List every line below containing "Развитие".

MATERIAL FOR THIS TASK

===============

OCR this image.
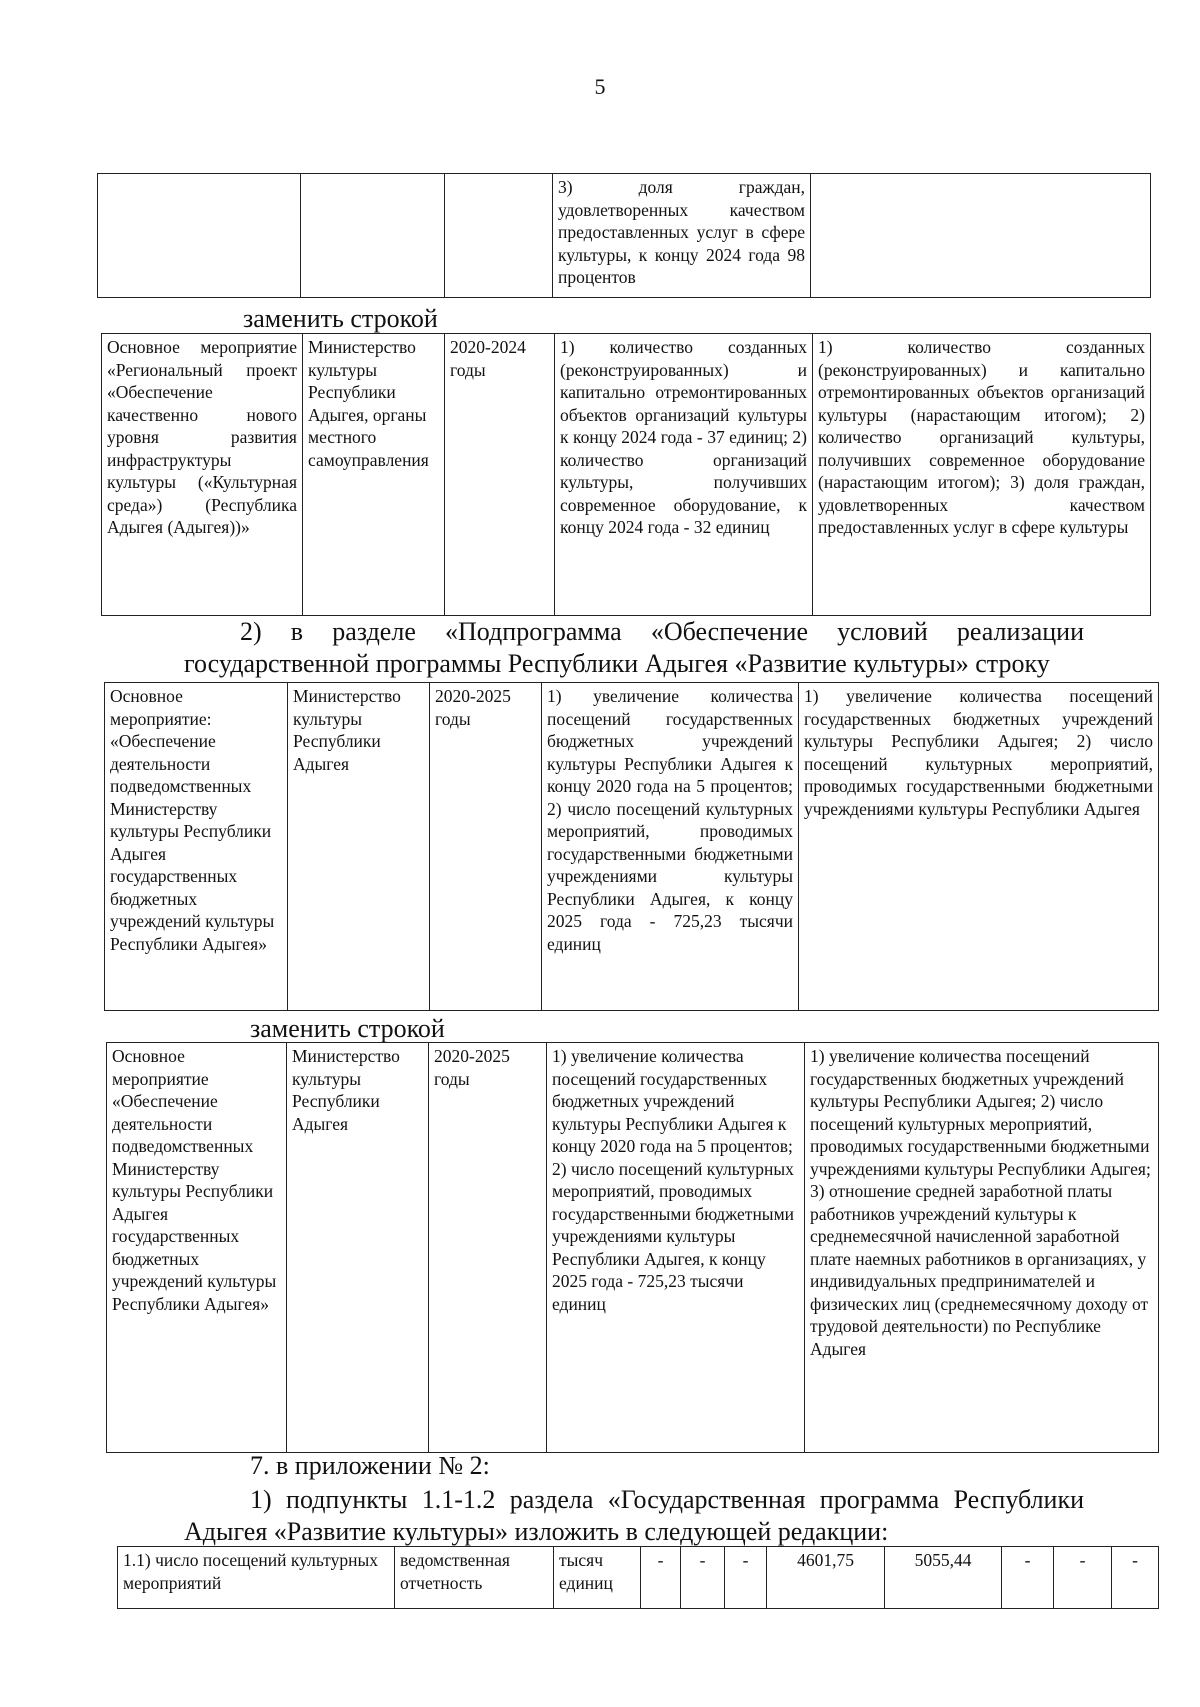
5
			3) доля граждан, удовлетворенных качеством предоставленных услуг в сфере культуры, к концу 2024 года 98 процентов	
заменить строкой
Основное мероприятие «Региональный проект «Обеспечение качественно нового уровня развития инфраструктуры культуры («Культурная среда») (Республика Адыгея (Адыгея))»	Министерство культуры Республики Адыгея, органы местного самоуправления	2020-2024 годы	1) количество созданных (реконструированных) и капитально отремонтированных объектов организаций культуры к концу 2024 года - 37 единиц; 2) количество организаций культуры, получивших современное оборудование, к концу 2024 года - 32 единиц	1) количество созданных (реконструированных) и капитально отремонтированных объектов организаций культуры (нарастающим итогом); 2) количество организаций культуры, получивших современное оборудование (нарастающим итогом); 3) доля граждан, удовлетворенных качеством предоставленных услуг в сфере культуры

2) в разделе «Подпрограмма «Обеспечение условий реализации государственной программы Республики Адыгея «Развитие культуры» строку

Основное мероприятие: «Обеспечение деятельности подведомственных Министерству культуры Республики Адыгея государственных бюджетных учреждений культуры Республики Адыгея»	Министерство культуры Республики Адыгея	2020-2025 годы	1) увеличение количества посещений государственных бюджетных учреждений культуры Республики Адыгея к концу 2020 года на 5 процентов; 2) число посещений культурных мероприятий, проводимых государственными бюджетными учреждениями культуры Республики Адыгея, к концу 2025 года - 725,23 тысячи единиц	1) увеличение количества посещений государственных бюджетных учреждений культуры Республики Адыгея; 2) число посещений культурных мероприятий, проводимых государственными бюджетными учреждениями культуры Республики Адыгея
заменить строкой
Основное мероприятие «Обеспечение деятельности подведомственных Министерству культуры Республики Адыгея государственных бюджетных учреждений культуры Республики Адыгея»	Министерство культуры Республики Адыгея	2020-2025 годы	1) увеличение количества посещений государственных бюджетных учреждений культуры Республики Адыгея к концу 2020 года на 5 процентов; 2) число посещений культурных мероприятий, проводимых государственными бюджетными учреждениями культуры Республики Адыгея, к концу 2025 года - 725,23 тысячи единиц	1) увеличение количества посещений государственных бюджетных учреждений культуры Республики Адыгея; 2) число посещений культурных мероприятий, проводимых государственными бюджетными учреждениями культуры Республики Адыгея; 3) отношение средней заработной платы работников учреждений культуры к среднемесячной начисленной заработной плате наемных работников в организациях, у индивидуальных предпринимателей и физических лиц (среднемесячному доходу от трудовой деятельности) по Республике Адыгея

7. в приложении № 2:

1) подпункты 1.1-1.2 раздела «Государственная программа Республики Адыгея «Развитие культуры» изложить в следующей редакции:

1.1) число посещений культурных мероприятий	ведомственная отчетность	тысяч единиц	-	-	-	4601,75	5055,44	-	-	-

===============

TASK OUTPUT
2) в разделе «Подпрограмма «Обеспечение условий реализации государственной программы Республики Адыгея «Развитие культуры» строку
1) подпункты 1.1-1.2 раздела «Государственная программа Республики Адыгея «Развитие культуры» изложить в следующей редакции:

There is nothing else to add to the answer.